> **The request**: Search the data below for the word "бюджетных" and copy each line that holds it.

--- START Exercise input ---

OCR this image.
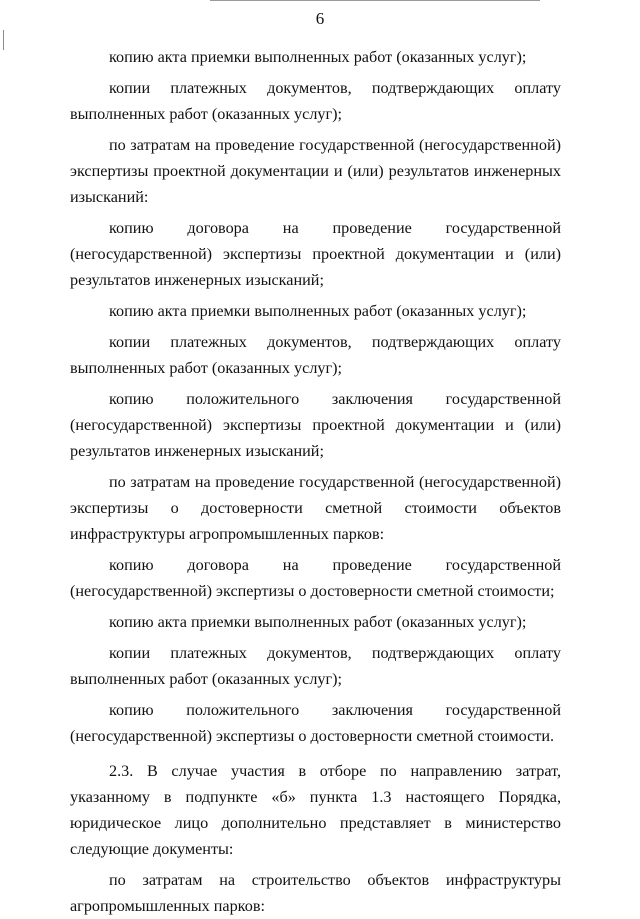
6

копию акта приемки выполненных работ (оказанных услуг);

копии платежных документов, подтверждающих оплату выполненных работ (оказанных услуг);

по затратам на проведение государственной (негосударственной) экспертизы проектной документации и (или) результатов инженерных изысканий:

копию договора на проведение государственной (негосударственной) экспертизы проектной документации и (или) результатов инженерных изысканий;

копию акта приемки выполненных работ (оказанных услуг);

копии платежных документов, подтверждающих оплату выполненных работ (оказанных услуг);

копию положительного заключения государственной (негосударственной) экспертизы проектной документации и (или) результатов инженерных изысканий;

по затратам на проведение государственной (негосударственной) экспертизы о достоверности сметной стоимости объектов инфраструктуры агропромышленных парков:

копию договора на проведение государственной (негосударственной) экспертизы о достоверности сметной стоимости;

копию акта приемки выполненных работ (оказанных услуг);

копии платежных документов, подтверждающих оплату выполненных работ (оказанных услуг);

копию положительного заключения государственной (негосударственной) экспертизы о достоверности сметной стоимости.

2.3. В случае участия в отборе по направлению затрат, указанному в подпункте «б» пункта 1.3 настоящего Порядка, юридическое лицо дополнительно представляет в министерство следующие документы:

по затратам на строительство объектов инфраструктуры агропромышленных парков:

--- END Exercise input ---
--- START Exercise input ---

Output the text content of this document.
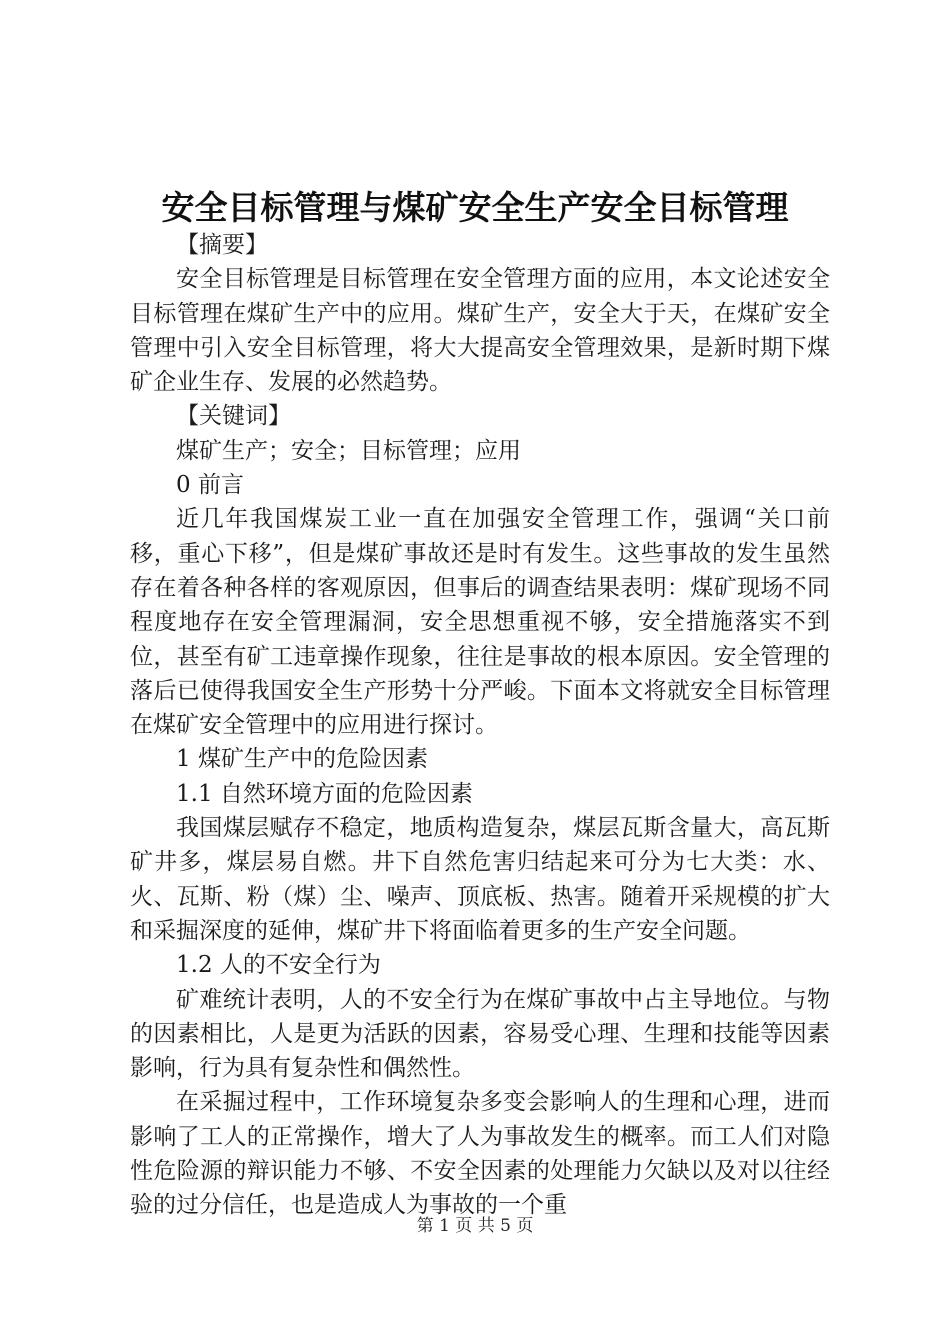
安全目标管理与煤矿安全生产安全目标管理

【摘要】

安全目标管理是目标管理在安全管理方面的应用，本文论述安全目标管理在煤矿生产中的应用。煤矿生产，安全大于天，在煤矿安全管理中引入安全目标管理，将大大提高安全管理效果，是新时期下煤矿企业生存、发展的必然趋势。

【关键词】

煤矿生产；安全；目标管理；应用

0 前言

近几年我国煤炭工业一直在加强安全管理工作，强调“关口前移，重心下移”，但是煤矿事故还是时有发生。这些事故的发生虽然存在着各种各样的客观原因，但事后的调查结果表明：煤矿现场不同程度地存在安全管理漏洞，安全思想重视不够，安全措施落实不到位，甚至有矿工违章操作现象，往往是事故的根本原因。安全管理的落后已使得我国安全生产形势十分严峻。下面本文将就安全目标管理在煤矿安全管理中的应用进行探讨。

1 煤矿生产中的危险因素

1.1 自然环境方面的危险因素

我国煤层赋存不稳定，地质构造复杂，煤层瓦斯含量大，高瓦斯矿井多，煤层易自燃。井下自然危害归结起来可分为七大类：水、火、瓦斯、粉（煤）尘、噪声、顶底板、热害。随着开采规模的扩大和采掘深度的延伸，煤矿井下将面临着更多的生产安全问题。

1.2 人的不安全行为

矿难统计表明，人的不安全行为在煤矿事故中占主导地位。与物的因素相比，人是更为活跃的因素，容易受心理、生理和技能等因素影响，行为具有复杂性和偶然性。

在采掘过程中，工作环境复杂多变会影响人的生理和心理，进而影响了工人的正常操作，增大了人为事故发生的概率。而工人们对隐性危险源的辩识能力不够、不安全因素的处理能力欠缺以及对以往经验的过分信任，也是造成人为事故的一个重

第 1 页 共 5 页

--- END Exercise input ---
--- START Exercise input ---

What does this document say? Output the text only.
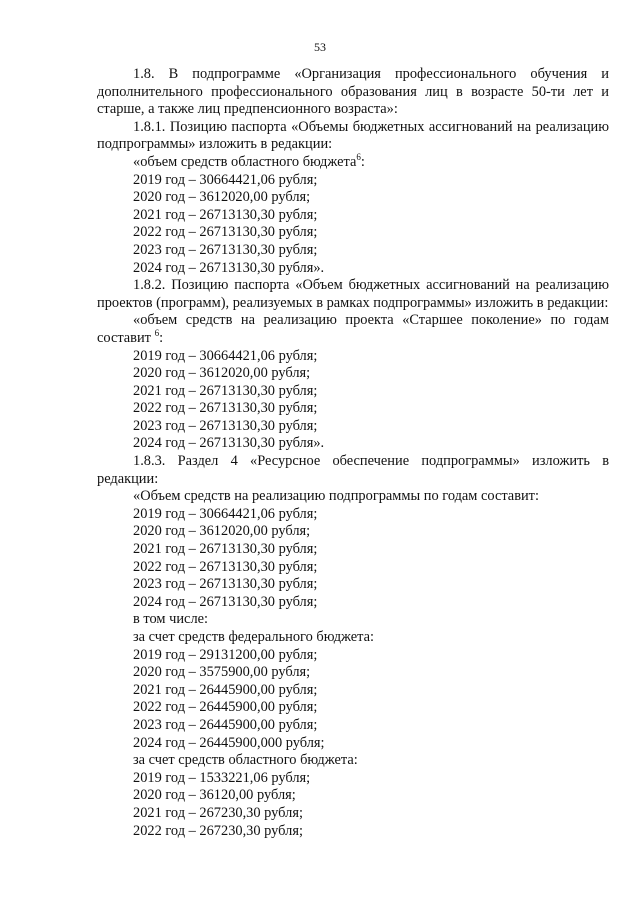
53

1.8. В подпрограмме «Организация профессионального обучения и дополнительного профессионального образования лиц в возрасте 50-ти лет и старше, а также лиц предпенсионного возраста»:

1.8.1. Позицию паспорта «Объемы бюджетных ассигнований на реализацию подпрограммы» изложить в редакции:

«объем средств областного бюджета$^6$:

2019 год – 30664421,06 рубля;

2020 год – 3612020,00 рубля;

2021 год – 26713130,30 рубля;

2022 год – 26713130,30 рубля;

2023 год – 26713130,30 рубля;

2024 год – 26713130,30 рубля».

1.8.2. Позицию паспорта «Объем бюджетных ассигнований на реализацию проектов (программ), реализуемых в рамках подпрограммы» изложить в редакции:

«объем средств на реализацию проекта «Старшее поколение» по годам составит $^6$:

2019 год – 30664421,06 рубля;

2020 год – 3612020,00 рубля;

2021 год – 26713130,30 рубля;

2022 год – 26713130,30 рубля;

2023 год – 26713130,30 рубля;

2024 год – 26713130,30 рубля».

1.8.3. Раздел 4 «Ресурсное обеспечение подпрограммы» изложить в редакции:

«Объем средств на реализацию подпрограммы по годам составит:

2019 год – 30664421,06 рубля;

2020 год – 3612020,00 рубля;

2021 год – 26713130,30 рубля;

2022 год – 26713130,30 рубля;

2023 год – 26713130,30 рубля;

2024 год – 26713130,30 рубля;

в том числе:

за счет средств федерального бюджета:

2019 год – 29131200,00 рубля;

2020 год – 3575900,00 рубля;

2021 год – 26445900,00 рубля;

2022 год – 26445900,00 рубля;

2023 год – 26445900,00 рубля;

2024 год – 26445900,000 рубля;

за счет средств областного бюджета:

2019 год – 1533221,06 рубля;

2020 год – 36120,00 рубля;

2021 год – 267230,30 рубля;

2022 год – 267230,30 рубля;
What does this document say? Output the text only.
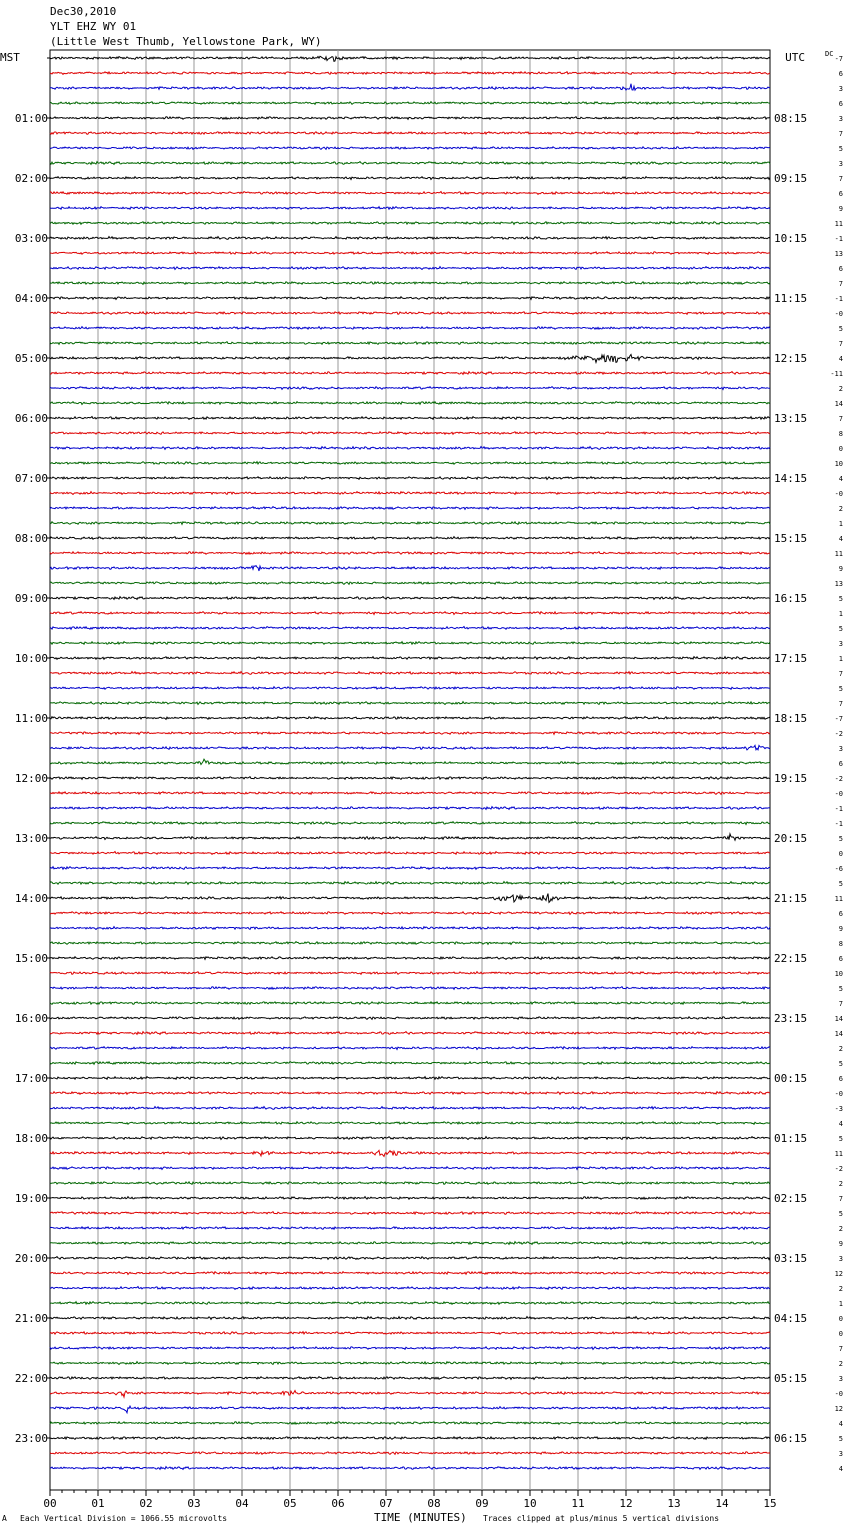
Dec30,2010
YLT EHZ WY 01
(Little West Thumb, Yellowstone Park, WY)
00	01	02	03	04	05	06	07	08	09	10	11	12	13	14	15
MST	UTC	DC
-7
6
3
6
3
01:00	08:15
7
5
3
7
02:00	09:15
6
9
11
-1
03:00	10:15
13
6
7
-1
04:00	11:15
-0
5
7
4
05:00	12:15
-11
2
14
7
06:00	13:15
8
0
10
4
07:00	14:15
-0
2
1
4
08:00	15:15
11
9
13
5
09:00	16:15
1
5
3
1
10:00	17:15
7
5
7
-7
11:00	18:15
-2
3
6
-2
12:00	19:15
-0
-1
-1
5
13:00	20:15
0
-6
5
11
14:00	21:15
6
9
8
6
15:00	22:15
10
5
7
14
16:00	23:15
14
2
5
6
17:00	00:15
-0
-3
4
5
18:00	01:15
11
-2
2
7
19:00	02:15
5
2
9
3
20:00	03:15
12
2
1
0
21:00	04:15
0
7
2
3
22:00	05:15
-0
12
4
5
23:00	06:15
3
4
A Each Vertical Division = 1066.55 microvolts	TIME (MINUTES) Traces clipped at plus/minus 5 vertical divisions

--- END Exercise input ---

> **Task output**:
1.8.1. Позицию паспорта «Объемы бюджетных ассигнований на реализацию подпрограммы» изложить в редакции:
1.8.2. Позицию паспорта «Объем бюджетных ассигнований на реализацию проектов (программ), реализуемых в рамках подпрограммы» изложить в редакции:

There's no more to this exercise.